• **Passage**:
>> BEGIN
Linear Regression

Example data (House price prediction case)

Size	Number of bedrooms	Number of floors	Age of house	Price
2104	5	1	45	460
1416	3	2	40	232
1534	3	2	30	315
852	2	1	36	178
...	...	...	...	...

Notation:

$n$ = number of features
$m$ = number of training data
$x^{(i)}$ = input features of $i^{th}$ training example
$x^{(i)}_{(j)}$ = value of feature $j$ in $i^{th}$ training example

Model structure:

Hypothesis: $h_{\theta}(x) = \theta^{T}x$
Parameters: $\theta$, $n + 1$ dimensional vector
Cost function: $J(\theta) = \frac{1}{2m} ( \sum_{i = 1}^{m} (h_{\theta}(x^{(i)}) - y^{i})) ^2$

Gradient descent:

$ \text{repeat until convergence} \\ \{ \theta_{j} := \theta_{j} - \alpha \frac{\partial}{\partial \theta_{j}} J(\theta) \} $ (simultaneously update for every $j = 0, ..., n$)

Gradient descent in practice

Feature scaling

Idea: Make sure features are on a similar scale.

Mean normalization
- Replace $x_{j}$ with $x_{j} - \mu_{j}$ to make features have approximately zero mean.

\[ x_{(j)} \gets \frac{x_{(j)} - \mu_{(j)}}{\text{range of } x_{(j)}} \]

Learning rate

Debugging: Make sure gradient descent is working correctly.
Choose the apporpriate learning rate $\alpha$.
- if $\alpha$ is too small: slow convergence.
- if $\alpha$ is too large: $J(\theta)$ may not decrease on every iteration; may not converge.

Normal equation

Idea: The method to solve for $\theta$ analytically as follow:

\[ \theta = (X^{T}X)^{-1}X^{T}y \]

Gradient Desent	Normal Equation
Need to choose $\alpha$	.
Needs many iterations	.
.	Need to compute \[(X^{T}X)^{-1}\] which is $O(n^3)$
Works well even when $n$ is large	Slow if $n$ is large

Last updated on Dec 3, 2019
>> END
• **Supplied records**:
>> BEGIN
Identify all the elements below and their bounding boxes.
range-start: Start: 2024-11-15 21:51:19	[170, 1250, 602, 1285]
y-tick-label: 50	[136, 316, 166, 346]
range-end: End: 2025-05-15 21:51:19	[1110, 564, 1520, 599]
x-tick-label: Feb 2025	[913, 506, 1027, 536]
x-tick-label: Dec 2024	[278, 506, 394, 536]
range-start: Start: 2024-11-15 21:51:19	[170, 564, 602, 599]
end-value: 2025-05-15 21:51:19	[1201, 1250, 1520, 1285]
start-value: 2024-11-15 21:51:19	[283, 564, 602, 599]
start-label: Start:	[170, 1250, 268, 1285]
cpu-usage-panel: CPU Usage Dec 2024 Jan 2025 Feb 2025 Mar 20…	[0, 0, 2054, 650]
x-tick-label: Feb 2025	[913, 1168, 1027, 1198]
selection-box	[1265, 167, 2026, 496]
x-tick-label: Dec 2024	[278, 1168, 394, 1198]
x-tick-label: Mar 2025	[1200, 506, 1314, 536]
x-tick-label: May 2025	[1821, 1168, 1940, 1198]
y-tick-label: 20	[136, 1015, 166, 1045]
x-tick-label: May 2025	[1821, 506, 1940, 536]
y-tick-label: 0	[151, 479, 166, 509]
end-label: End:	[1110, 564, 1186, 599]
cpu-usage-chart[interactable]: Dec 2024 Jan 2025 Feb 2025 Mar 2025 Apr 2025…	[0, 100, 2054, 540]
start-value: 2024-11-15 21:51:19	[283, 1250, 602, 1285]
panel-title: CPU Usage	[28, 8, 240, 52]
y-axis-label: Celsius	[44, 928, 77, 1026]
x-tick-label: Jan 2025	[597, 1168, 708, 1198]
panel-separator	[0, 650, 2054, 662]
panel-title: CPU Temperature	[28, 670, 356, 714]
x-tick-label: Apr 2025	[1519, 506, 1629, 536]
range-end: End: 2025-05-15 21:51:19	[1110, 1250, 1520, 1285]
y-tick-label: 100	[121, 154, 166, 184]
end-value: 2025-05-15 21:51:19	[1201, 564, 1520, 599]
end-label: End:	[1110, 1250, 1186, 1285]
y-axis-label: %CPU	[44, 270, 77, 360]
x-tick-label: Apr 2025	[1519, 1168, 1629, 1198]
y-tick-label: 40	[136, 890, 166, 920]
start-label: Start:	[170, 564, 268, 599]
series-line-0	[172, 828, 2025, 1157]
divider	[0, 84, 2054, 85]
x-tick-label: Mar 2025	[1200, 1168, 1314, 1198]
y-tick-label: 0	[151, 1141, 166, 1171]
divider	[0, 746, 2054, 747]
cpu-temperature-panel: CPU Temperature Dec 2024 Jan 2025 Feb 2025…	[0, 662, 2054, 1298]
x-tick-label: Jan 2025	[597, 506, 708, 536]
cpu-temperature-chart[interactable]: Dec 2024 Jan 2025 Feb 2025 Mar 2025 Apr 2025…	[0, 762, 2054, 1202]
>> END
• **Stated goal 1**: Transcribe the part of the linear regression notes from "Idea: Make sure" up to and including "learning rate $\alpha$.".
• **Stated goal 2**: Rewrite every row with "Celsius" changed to "Fahrenheit", keeping everything else unchanged.

• **Task answer 1**:
Idea: Make sure features are on a similar scale.

Mean normalization
- Replace $x_{j}$ with $x_{j} - \mu_{j}$ to make features have approximately zero mean.

\[ x_{(j)} \gets \frac{x_{(j)} - \mu_{(j)}}{\text{range of } x_{(j)}} \]

Learning rate

Debugging: Make sure gradient descent is working correctly.
Choose the apporpriate learning rate $\alpha$.

• **Task answer 2**:
Identify all the elements below and their bounding boxes.
range-start: Start: 2024-11-15 21:51:19	[170, 1250, 602, 1285]
y-tick-label: 50	[136, 316, 166, 346]
range-end: End: 2025-05-15 21:51:19	[1110, 564, 1520, 599]
x-tick-label: Feb 2025	[913, 506, 1027, 536]
x-tick-label: Dec 2024	[278, 506, 394, 536]
range-start: Start: 2024-11-15 21:51:19	[170, 564, 602, 599]
end-value: 2025-05-15 21:51:19	[1201, 1250, 1520, 1285]
start-value: 2024-11-15 21:51:19	[283, 564, 602, 599]
start-label: Start:	[170, 1250, 268, 1285]
cpu-usage-panel: CPU Usage Dec 2024 Jan 2025 Feb 2025 Mar 20…	[0, 0, 2054, 650]
x-tick-label: Feb 2025	[913, 1168, 1027, 1198]
selection-box	[1265, 167, 2026, 496]
x-tick-label: Dec 2024	[278, 1168, 394, 1198]
x-tick-label: Mar 2025	[1200, 506, 1314, 536]
x-tick-label: May 2025	[1821, 1168, 1940, 1198]
y-tick-label: 20	[136, 1015, 166, 1045]
x-tick-label: May 2025	[1821, 506, 1940, 536]
y-tick-label: 0	[151, 479, 166, 509]
end-label: End:	[1110, 564, 1186, 599]
cpu-usage-chart[interactable]: Dec 2024 Jan 2025 Feb 2025 Mar 2025 Apr 2025…	[0, 100, 2054, 540]
start-value: 2024-11-15 21:51:19	[283, 1250, 602, 1285]
panel-title: CPU Usage	[28, 8, 240, 52]
y-axis-label: Fahrenheit	[44, 928, 77, 1026]
x-tick-label: Jan 2025	[597, 1168, 708, 1198]
panel-separator	[0, 650, 2054, 662]
panel-title: CPU Temperature	[28, 670, 356, 714]
x-tick-label: Apr 2025	[1519, 506, 1629, 536]
range-end: End: 2025-05-15 21:51:19	[1110, 1250, 1520, 1285]
y-tick-label: 100	[121, 154, 166, 184]
end-value: 2025-05-15 21:51:19	[1201, 564, 1520, 599]
end-label: End:	[1110, 1250, 1186, 1285]
y-axis-label: %CPU	[44, 270, 77, 360]
x-tick-label: Apr 2025	[1519, 1168, 1629, 1198]
y-tick-label: 40	[136, 890, 166, 920]
start-label: Start:	[170, 564, 268, 599]
series-line-0	[172, 828, 2025, 1157]
divider	[0, 84, 2054, 85]
x-tick-label: Mar 2025	[1200, 1168, 1314, 1198]
y-tick-label: 0	[151, 1141, 166, 1171]
divider	[0, 746, 2054, 747]
cpu-temperature-panel: CPU Temperature Dec 2024 Jan 2025 Feb 2025…	[0, 662, 2054, 1298]
x-tick-label: Jan 2025	[597, 506, 708, 536]
cpu-temperature-chart[interactable]: Dec 2024 Jan 2025 Feb 2025 Mar 2025 Apr 2025…	[0, 762, 2054, 1202]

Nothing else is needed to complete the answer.